>>>

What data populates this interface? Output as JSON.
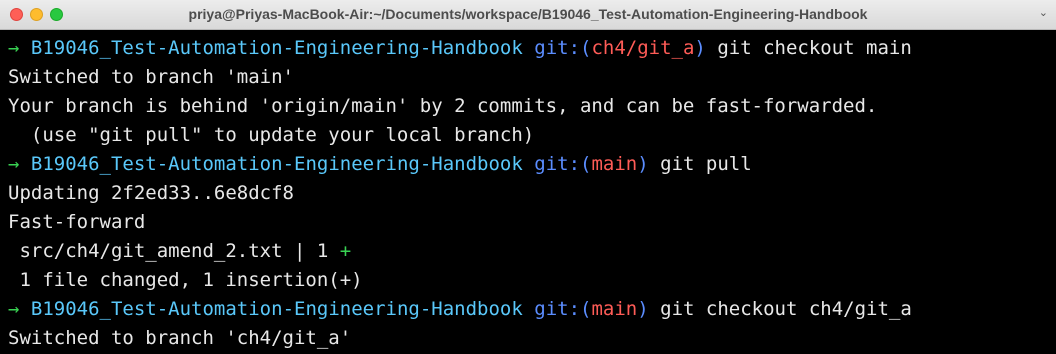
{
  "window": {
    "title": "priya@Priyas-MacBook-Air:~/Documents/workspace/B19046_Test-Automation-Engineering-Handbook"
  },
  "terminal": {
    "prompt_arrow": "→",
    "prompt_dir": "B19046_Test-Automation-Engineering-Handbook",
    "git_prefix": "git:(",
    "git_suffix": ")",
    "lines": [
      {
        "branch": "ch4/git_a",
        "command": "git checkout main"
      },
      "Switched to branch 'main'",
      "Your branch is behind 'origin/main' by 2 commits, and can be fast-forwarded.",
      "  (use \"git pull\" to update your local branch)",
      {
        "branch": "main",
        "command": "git pull"
      },
      "Updating 2f2ed33..6e8dcf8",
      "Fast-forward",
      {
        "text": " src/ch4/git_amend_2.txt | 1 ",
        "plus": "+"
      },
      " 1 file changed, 1 insertion(+)",
      {
        "branch": "main",
        "command": "git checkout ch4/git_a"
      },
      "Switched to branch 'ch4/git_a'"
    ]
  },
  "colors": {
    "arrow": "#39d353",
    "directory": "#5ac8fa",
    "git_label": "#5b8dff",
    "branch": "#ff5c57",
    "output": "#e8e8e8",
    "background": "#000000"
  }
}
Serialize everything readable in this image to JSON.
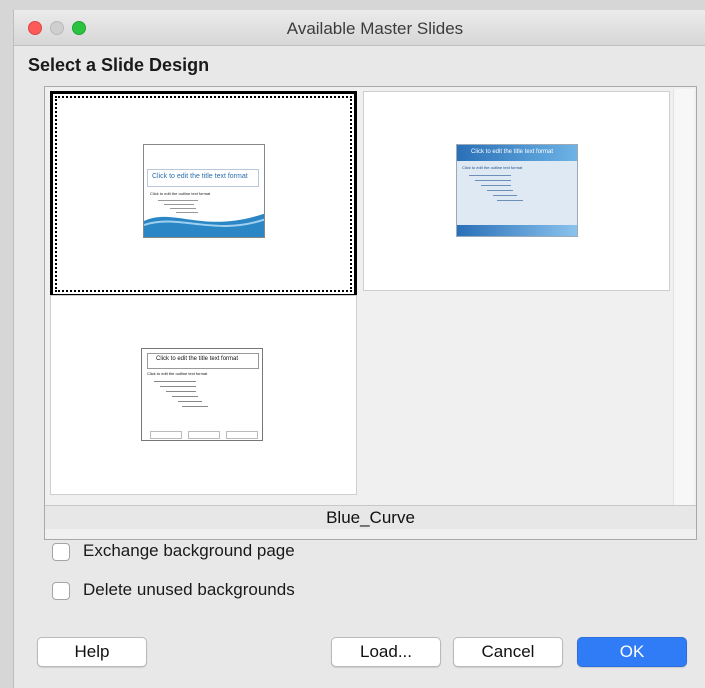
{
  "window": {
    "title": "Available Master Slides"
  },
  "section": {
    "label": "Select a Slide Design"
  },
  "designs": {
    "selected_name": "Blue_Curve",
    "thumbs": [
      {
        "title": "Click to edit the title text format",
        "outline": "Click to edit the outline text format"
      },
      {
        "title": "Click to edit the title text format",
        "outline": "Click to edit the outline text format"
      },
      {
        "title": "Click to edit the title text format",
        "outline": "Click to edit the outline text format"
      }
    ]
  },
  "options": {
    "exchange": {
      "label": "Exchange background page",
      "checked": false
    },
    "delete_unused": {
      "label": "Delete unused backgrounds",
      "checked": false
    }
  },
  "buttons": {
    "help": "Help",
    "load": "Load...",
    "cancel": "Cancel",
    "ok": "OK"
  },
  "colors": {
    "accent": "#2f7cf6",
    "selection_border": "#000000",
    "blue_curve": "#2b86c5"
  }
}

<<<

_What you are asked to do_. Note each line of the entries that has "main" in it, and copy those lines.

_Problem solution_.
        "command": "git checkout main"
      "Switched to branch 'main'",
      "Your branch is behind 'origin/main' by 2 commits, and can be fast-forwarded.",
        "branch": "main",
        "branch": "main",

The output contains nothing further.